» **Given exercise**:
Reproduce the records below, substituting "Beloved Pets" for each occurrence of "Furry Friends" and leaving everything else untouched.

» **Extracted material**:

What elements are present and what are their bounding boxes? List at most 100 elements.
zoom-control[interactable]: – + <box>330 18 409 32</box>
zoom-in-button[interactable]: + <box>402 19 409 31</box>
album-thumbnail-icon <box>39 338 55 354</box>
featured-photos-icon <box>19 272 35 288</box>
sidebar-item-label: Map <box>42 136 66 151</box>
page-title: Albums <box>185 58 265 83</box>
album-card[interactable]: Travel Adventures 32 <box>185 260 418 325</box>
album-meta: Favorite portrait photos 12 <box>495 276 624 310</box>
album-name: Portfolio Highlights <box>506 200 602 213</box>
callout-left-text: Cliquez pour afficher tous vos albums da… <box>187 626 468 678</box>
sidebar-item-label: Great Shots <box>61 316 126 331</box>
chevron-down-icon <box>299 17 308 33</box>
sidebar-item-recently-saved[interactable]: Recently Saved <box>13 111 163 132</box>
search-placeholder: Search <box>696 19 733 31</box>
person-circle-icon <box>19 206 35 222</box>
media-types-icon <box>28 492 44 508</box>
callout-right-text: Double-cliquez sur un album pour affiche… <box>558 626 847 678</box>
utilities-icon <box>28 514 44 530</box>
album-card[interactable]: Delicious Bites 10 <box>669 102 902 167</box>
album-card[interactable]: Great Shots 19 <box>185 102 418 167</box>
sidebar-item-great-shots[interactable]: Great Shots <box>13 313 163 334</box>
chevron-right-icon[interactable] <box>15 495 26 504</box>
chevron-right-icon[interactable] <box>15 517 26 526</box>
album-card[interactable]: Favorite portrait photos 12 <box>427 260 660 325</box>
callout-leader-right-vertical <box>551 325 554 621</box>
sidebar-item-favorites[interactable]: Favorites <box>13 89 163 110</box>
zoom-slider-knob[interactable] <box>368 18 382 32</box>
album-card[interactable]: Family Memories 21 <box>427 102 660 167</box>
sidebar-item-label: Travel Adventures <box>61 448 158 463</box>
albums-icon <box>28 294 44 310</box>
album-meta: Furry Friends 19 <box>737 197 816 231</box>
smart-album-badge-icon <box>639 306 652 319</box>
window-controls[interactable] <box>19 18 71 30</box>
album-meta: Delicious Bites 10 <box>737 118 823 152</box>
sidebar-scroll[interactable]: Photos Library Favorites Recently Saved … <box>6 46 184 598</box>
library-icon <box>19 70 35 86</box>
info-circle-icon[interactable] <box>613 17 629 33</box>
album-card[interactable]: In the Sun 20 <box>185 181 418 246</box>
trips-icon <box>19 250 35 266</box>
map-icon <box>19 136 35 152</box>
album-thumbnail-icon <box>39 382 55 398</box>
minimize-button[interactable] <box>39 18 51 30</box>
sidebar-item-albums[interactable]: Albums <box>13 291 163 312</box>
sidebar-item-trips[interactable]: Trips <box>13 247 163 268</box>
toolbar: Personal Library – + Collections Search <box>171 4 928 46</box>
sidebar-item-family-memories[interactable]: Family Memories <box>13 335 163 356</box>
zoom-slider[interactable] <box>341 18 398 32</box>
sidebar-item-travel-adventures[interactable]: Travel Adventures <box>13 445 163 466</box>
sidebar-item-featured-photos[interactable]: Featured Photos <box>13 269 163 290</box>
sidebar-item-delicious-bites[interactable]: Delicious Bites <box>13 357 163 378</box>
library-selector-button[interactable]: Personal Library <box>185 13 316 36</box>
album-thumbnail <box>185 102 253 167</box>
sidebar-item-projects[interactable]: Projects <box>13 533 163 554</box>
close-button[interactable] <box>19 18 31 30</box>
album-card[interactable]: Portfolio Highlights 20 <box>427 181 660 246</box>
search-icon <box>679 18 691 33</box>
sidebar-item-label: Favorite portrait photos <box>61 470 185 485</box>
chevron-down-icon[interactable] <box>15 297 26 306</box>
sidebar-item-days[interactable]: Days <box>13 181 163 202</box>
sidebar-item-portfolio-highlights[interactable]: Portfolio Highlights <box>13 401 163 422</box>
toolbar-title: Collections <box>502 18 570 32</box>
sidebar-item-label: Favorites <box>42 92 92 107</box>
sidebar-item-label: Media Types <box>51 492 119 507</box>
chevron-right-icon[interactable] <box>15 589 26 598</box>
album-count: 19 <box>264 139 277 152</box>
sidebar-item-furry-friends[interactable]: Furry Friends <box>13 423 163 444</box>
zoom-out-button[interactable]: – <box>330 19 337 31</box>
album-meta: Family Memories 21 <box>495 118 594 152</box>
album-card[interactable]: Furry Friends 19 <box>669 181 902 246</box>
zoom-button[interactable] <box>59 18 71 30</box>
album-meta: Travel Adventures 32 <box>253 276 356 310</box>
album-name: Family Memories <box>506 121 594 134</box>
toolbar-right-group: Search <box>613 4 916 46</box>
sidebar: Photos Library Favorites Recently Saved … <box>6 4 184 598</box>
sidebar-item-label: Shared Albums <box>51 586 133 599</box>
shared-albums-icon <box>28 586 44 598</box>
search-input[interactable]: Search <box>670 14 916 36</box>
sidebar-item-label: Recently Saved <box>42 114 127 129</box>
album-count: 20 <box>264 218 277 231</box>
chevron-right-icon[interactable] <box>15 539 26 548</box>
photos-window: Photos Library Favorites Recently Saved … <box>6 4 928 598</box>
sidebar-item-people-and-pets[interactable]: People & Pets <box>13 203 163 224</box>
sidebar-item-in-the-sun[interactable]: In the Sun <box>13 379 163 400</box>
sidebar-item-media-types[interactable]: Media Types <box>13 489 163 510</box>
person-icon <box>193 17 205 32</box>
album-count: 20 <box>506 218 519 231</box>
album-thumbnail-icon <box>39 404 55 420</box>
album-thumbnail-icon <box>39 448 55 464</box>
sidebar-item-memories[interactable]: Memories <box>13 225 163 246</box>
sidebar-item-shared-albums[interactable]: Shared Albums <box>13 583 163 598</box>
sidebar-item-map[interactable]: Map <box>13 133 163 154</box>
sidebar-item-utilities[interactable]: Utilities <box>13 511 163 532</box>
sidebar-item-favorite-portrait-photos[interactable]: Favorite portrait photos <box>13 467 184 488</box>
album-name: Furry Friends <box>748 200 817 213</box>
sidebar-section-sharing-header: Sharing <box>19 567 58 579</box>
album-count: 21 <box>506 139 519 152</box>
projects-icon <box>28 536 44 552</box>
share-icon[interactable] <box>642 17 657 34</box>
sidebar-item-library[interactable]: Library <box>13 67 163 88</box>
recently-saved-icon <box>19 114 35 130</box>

» **Written solution**:
What elements are present and what are their bounding boxes? List at most 100 elements.
zoom-control[interactable]: – + <box>330 18 409 32</box>
zoom-in-button[interactable]: + <box>402 19 409 31</box>
album-thumbnail-icon <box>39 338 55 354</box>
featured-photos-icon <box>19 272 35 288</box>
sidebar-item-label: Map <box>42 136 66 151</box>
page-title: Albums <box>185 58 265 83</box>
album-card[interactable]: Travel Adventures 32 <box>185 260 418 325</box>
album-meta: Favorite portrait photos 12 <box>495 276 624 310</box>
album-name: Portfolio Highlights <box>506 200 602 213</box>
callout-left-text: Cliquez pour afficher tous vos albums da… <box>187 626 468 678</box>
sidebar-item-label: Great Shots <box>61 316 126 331</box>
chevron-down-icon <box>299 17 308 33</box>
sidebar-item-recently-saved[interactable]: Recently Saved <box>13 111 163 132</box>
search-placeholder: Search <box>696 19 733 31</box>
person-circle-icon <box>19 206 35 222</box>
media-types-icon <box>28 492 44 508</box>
callout-right-text: Double-cliquez sur un album pour affiche… <box>558 626 847 678</box>
utilities-icon <box>28 514 44 530</box>
album-card[interactable]: Delicious Bites 10 <box>669 102 902 167</box>
album-card[interactable]: Great Shots 19 <box>185 102 418 167</box>
sidebar-item-great-shots[interactable]: Great Shots <box>13 313 163 334</box>
chevron-right-icon[interactable] <box>15 495 26 504</box>
chevron-right-icon[interactable] <box>15 517 26 526</box>
album-card[interactable]: Favorite portrait photos 12 <box>427 260 660 325</box>
callout-leader-right-vertical <box>551 325 554 621</box>
sidebar-item-favorites[interactable]: Favorites <box>13 89 163 110</box>
zoom-slider-knob[interactable] <box>368 18 382 32</box>
album-card[interactable]: Family Memories 21 <box>427 102 660 167</box>
sidebar-item-label: Travel Adventures <box>61 448 158 463</box>
albums-icon <box>28 294 44 310</box>
album-meta: Beloved Pets 19 <box>737 197 816 231</box>
smart-album-badge-icon <box>639 306 652 319</box>
window-controls[interactable] <box>19 18 71 30</box>
album-meta: Delicious Bites 10 <box>737 118 823 152</box>
sidebar-scroll[interactable]: Photos Library Favorites Recently Saved … <box>6 46 184 598</box>
library-icon <box>19 70 35 86</box>
info-circle-icon[interactable] <box>613 17 629 33</box>
album-card[interactable]: In the Sun 20 <box>185 181 418 246</box>
trips-icon <box>19 250 35 266</box>
map-icon <box>19 136 35 152</box>
album-thumbnail-icon <box>39 382 55 398</box>
minimize-button[interactable] <box>39 18 51 30</box>
sidebar-item-albums[interactable]: Albums <box>13 291 163 312</box>
sidebar-item-trips[interactable]: Trips <box>13 247 163 268</box>
toolbar: Personal Library – + Collections Search <box>171 4 928 46</box>
sidebar-item-family-memories[interactable]: Family Memories <box>13 335 163 356</box>
zoom-slider[interactable] <box>341 18 398 32</box>
sidebar-item-travel-adventures[interactable]: Travel Adventures <box>13 445 163 466</box>
sidebar-item-featured-photos[interactable]: Featured Photos <box>13 269 163 290</box>
sidebar-item-delicious-bites[interactable]: Delicious Bites <box>13 357 163 378</box>
library-selector-button[interactable]: Personal Library <box>185 13 316 36</box>
album-thumbnail <box>185 102 253 167</box>
sidebar-item-projects[interactable]: Projects <box>13 533 163 554</box>
close-button[interactable] <box>19 18 31 30</box>
album-card[interactable]: Portfolio Highlights 20 <box>427 181 660 246</box>
search-icon <box>679 18 691 33</box>
sidebar-item-label: Favorite portrait photos <box>61 470 185 485</box>
chevron-down-icon[interactable] <box>15 297 26 306</box>
sidebar-item-days[interactable]: Days <box>13 181 163 202</box>
sidebar-item-portfolio-highlights[interactable]: Portfolio Highlights <box>13 401 163 422</box>
toolbar-title: Collections <box>502 18 570 32</box>
sidebar-item-label: Favorites <box>42 92 92 107</box>
sidebar-item-label: Media Types <box>51 492 119 507</box>
chevron-right-icon[interactable] <box>15 589 26 598</box>
album-count: 19 <box>264 139 277 152</box>
sidebar-item-furry-friends[interactable]: Beloved Pets <box>13 423 163 444</box>
zoom-out-button[interactable]: – <box>330 19 337 31</box>
album-meta: Family Memories 21 <box>495 118 594 152</box>
album-card[interactable]: Beloved Pets 19 <box>669 181 902 246</box>
zoom-button[interactable] <box>59 18 71 30</box>
album-meta: Travel Adventures 32 <box>253 276 356 310</box>
album-name: Family Memories <box>506 121 594 134</box>
toolbar-right-group: Search <box>613 4 916 46</box>
sidebar: Photos Library Favorites Recently Saved … <box>6 4 184 598</box>
sidebar-item-label: Shared Albums <box>51 586 133 599</box>
shared-albums-icon <box>28 586 44 598</box>
search-input[interactable]: Search <box>670 14 916 36</box>
sidebar-item-label: Recently Saved <box>42 114 127 129</box>
album-count: 20 <box>264 218 277 231</box>
chevron-right-icon[interactable] <box>15 539 26 548</box>
photos-window: Photos Library Favorites Recently Saved … <box>6 4 928 598</box>
sidebar-item-people-and-pets[interactable]: People & Pets <box>13 203 163 224</box>
sidebar-item-in-the-sun[interactable]: In the Sun <box>13 379 163 400</box>
sidebar-item-media-types[interactable]: Media Types <box>13 489 163 510</box>
person-icon <box>193 17 205 32</box>
album-count: 20 <box>506 218 519 231</box>
album-thumbnail-icon <box>39 404 55 420</box>
album-thumbnail-icon <box>39 448 55 464</box>
sidebar-item-memories[interactable]: Memories <box>13 225 163 246</box>
sidebar-item-shared-albums[interactable]: Shared Albums <box>13 583 163 598</box>
sidebar-item-map[interactable]: Map <box>13 133 163 154</box>
sidebar-item-utilities[interactable]: Utilities <box>13 511 163 532</box>
sidebar-item-favorite-portrait-photos[interactable]: Favorite portrait photos <box>13 467 184 488</box>
album-name: Beloved Pets <box>748 200 817 213</box>
sidebar-section-sharing-header: Sharing <box>19 567 58 579</box>
album-count: 21 <box>506 139 519 152</box>
projects-icon <box>28 536 44 552</box>
share-icon[interactable] <box>642 17 657 34</box>
sidebar-item-library[interactable]: Library <box>13 67 163 88</box>
recently-saved-icon <box>19 114 35 130</box>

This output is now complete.